Layout records

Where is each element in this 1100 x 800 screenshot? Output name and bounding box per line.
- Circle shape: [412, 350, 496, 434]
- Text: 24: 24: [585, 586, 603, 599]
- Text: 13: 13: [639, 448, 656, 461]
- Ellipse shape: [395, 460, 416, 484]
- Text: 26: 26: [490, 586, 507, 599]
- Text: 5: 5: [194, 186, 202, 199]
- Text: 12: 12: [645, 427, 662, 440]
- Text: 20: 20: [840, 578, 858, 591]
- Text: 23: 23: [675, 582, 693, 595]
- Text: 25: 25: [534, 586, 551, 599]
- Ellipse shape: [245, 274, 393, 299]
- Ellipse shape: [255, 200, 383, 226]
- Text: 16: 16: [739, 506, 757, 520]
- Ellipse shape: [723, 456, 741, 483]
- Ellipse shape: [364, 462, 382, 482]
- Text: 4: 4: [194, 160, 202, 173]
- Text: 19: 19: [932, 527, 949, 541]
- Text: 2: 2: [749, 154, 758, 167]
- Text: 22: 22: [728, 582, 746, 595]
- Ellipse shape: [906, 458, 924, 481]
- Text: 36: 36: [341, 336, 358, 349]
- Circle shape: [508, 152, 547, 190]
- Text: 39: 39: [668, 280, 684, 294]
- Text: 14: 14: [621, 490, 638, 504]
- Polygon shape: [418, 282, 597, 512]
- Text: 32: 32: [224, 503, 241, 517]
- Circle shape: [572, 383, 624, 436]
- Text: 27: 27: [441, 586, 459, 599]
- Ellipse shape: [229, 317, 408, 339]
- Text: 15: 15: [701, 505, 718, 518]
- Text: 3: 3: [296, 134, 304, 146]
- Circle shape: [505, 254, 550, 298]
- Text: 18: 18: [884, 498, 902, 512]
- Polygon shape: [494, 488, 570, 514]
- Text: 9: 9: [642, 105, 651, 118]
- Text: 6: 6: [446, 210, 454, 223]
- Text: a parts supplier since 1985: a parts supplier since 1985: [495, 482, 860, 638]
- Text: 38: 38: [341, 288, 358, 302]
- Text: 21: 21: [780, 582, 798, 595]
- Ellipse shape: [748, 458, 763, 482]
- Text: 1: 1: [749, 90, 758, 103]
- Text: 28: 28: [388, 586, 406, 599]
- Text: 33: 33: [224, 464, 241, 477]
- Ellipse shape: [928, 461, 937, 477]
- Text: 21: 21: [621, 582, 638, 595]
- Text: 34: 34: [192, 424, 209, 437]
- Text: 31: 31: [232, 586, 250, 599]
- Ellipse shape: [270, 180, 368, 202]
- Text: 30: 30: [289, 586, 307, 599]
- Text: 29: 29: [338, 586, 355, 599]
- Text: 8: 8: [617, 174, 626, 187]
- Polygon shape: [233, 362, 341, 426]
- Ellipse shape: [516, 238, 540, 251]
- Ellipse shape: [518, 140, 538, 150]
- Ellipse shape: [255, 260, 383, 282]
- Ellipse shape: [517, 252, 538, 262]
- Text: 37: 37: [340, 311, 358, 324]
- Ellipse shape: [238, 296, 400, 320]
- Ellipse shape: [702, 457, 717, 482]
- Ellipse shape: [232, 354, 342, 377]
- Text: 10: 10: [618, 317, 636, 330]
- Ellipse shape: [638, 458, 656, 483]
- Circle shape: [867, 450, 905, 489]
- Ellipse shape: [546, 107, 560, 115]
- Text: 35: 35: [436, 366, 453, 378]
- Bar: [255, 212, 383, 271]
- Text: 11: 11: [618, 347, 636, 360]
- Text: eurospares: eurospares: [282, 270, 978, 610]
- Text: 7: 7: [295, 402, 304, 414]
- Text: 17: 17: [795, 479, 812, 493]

Work to complete: Copy all of these lines exactly as they are.

Answer for the task:
Where is each element in this 1100 x 800 screenshot? Output name and bounding box per line.
- Circle shape: [412, 350, 496, 434]
- Text: 24: 24: [585, 586, 603, 599]
- Text: 13: 13: [639, 448, 656, 461]
- Ellipse shape: [395, 460, 416, 484]
- Text: 26: 26: [490, 586, 507, 599]
- Text: 5: 5: [194, 186, 202, 199]
- Text: 12: 12: [645, 427, 662, 440]
- Text: 20: 20: [840, 578, 858, 591]
- Text: 23: 23: [675, 582, 693, 595]
- Text: 25: 25: [534, 586, 551, 599]
- Ellipse shape: [245, 274, 393, 299]
- Ellipse shape: [255, 200, 383, 226]
- Text: 16: 16: [739, 506, 757, 520]
- Ellipse shape: [723, 456, 741, 483]
- Ellipse shape: [364, 462, 382, 482]
- Text: 4: 4: [194, 160, 202, 173]
- Text: 19: 19: [932, 527, 949, 541]
- Text: 2: 2: [749, 154, 758, 167]
- Text: 22: 22: [728, 582, 746, 595]
- Ellipse shape: [906, 458, 924, 481]
- Text: 36: 36: [341, 336, 358, 349]
- Circle shape: [508, 152, 547, 190]
- Text: 39: 39: [668, 280, 684, 294]
- Text: 14: 14: [621, 490, 638, 504]
- Polygon shape: [418, 282, 597, 512]
- Text: 32: 32: [224, 503, 241, 517]
- Circle shape: [572, 383, 624, 436]
- Text: 27: 27: [441, 586, 459, 599]
- Ellipse shape: [229, 317, 408, 339]
- Text: 15: 15: [701, 505, 718, 518]
- Text: 3: 3: [296, 134, 304, 146]
- Circle shape: [505, 254, 550, 298]
- Text: 18: 18: [884, 498, 902, 512]
- Polygon shape: [494, 488, 570, 514]
- Text: 9: 9: [642, 105, 651, 118]
- Text: 6: 6: [446, 210, 454, 223]
- Text: a parts supplier since 1985: a parts supplier since 1985: [495, 482, 860, 638]
- Text: 38: 38: [341, 288, 358, 302]
- Text: 21: 21: [780, 582, 798, 595]
- Ellipse shape: [748, 458, 763, 482]
- Text: 1: 1: [749, 90, 758, 103]
- Text: 28: 28: [388, 586, 406, 599]
- Text: 33: 33: [224, 464, 241, 477]
- Ellipse shape: [928, 461, 937, 477]
- Text: 21: 21: [621, 582, 638, 595]
- Text: 34: 34: [192, 424, 209, 437]
- Text: 31: 31: [232, 586, 250, 599]
- Ellipse shape: [270, 180, 368, 202]
- Text: 30: 30: [289, 586, 307, 599]
- Text: 29: 29: [338, 586, 355, 599]
- Text: 8: 8: [617, 174, 626, 187]
- Polygon shape: [233, 362, 341, 426]
- Ellipse shape: [516, 238, 540, 251]
- Ellipse shape: [518, 140, 538, 150]
- Ellipse shape: [255, 260, 383, 282]
- Ellipse shape: [517, 252, 538, 262]
- Text: 37: 37: [340, 311, 358, 324]
- Ellipse shape: [238, 296, 400, 320]
- Ellipse shape: [702, 457, 717, 482]
- Ellipse shape: [232, 354, 342, 377]
- Text: 10: 10: [618, 317, 636, 330]
- Ellipse shape: [638, 458, 656, 483]
- Circle shape: [867, 450, 905, 489]
- Ellipse shape: [546, 107, 560, 115]
- Text: 35: 35: [436, 366, 453, 378]
- Bar: [255, 212, 383, 271]
- Text: 11: 11: [618, 347, 636, 360]
- Text: eurospares: eurospares: [282, 270, 978, 610]
- Text: 7: 7: [295, 402, 304, 414]
- Text: 17: 17: [795, 479, 812, 493]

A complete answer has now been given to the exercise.